━━━━━ Excerpted data ━━━━━

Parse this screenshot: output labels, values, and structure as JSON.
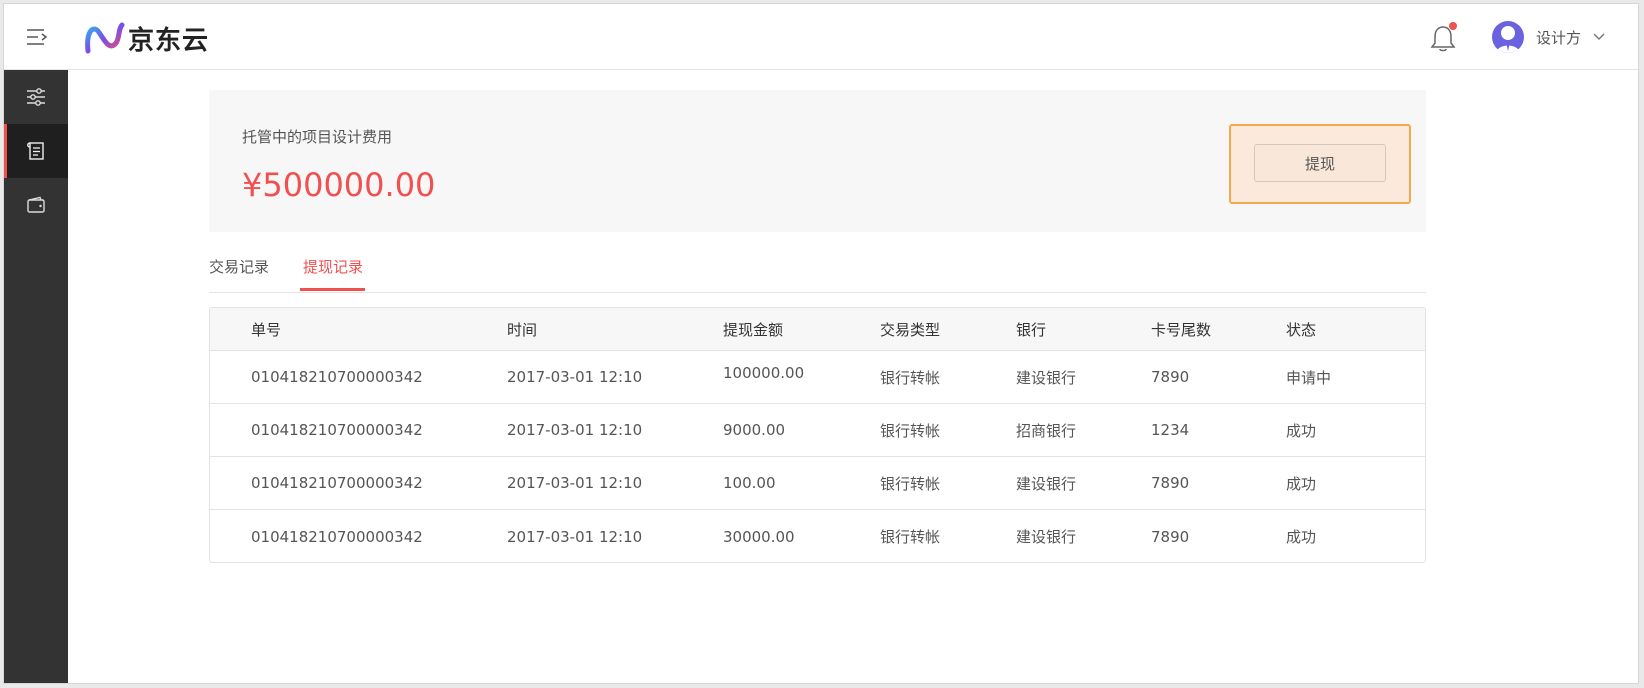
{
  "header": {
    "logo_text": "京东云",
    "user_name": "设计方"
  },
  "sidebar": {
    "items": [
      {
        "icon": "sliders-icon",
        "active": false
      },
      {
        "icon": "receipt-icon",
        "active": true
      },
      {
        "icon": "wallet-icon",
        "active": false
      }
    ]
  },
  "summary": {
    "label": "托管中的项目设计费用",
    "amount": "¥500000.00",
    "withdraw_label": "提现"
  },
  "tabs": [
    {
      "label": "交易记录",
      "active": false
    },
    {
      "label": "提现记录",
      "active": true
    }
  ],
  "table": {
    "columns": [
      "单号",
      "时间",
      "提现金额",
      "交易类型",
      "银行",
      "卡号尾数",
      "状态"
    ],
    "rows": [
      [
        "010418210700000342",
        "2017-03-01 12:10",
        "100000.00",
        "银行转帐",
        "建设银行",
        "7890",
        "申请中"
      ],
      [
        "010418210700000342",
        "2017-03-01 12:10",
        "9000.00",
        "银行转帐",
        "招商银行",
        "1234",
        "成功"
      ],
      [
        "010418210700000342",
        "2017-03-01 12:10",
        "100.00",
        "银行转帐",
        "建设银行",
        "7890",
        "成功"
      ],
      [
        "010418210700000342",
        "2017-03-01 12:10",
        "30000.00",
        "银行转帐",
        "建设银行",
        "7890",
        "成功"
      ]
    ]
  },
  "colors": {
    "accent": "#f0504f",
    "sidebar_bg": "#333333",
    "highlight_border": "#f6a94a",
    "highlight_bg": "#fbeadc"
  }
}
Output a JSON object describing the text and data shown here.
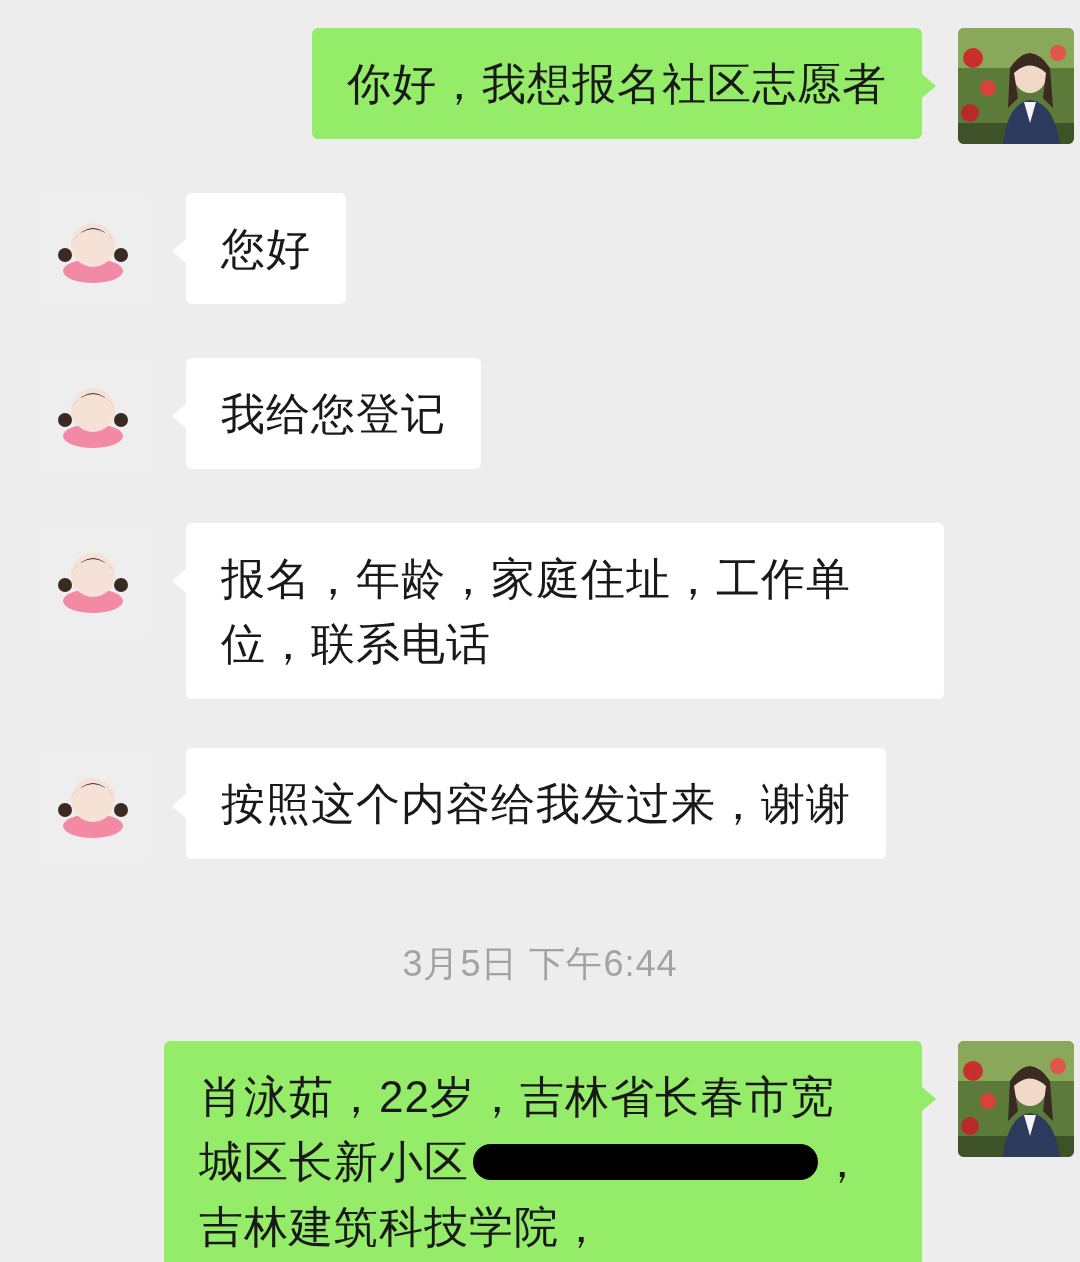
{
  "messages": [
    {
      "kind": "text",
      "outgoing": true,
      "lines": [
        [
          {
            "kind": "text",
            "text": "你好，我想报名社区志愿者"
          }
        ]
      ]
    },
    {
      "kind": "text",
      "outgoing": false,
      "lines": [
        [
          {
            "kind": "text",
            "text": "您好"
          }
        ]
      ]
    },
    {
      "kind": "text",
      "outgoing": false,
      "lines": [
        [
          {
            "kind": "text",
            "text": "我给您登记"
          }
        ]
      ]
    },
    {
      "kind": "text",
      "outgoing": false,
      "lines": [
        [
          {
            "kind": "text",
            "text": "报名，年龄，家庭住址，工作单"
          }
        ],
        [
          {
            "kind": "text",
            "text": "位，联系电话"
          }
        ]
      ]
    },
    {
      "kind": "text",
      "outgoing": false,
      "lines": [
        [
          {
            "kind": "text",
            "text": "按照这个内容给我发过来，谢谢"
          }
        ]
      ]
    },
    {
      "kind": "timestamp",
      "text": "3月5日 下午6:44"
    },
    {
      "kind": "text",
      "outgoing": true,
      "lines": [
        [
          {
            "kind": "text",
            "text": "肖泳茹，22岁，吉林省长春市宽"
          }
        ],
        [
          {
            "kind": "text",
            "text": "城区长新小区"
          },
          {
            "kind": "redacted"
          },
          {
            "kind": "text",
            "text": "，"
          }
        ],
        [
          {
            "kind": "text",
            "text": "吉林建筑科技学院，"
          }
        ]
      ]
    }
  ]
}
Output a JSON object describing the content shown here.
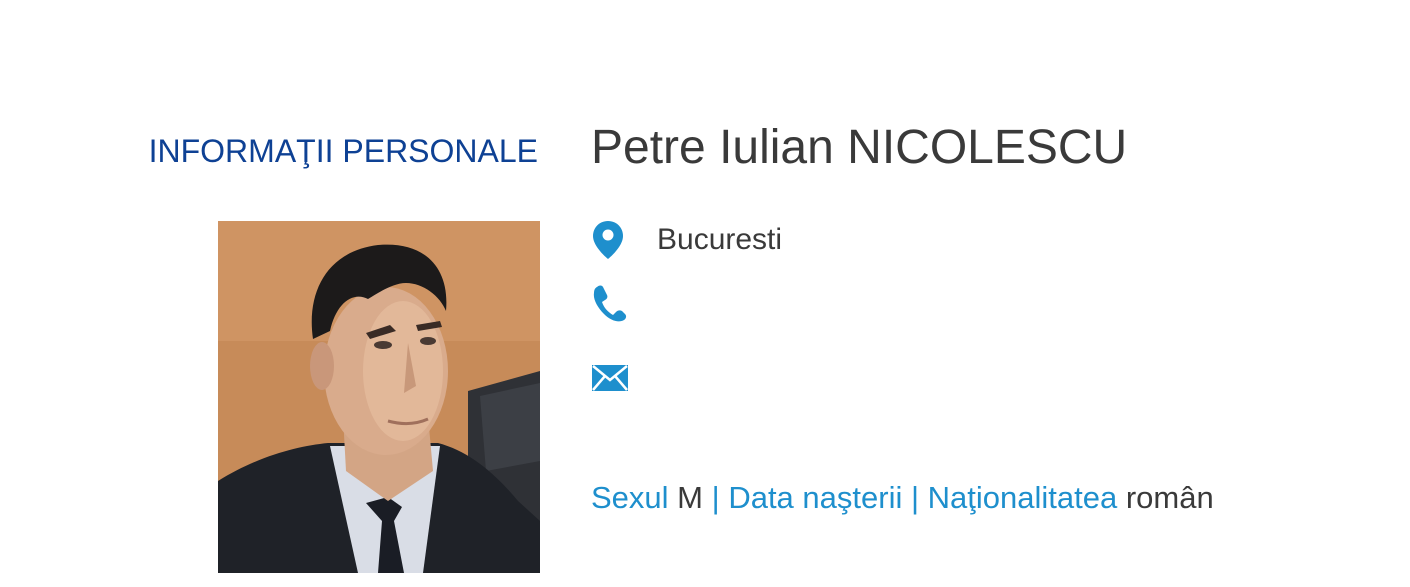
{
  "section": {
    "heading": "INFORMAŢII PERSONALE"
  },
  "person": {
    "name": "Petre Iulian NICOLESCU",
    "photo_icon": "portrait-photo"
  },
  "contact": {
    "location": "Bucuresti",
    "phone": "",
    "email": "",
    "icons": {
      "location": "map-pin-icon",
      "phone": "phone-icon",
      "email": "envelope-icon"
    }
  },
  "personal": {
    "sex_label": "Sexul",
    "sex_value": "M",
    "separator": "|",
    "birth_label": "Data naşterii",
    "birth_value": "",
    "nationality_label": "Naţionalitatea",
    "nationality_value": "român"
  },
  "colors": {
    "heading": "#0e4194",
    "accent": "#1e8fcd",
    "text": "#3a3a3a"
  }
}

━━━━━

In the material above, find the lines that contain "here" and show them.

Output a JSON object describing the text and data shown here.
Output a JSON object describing the content shown here.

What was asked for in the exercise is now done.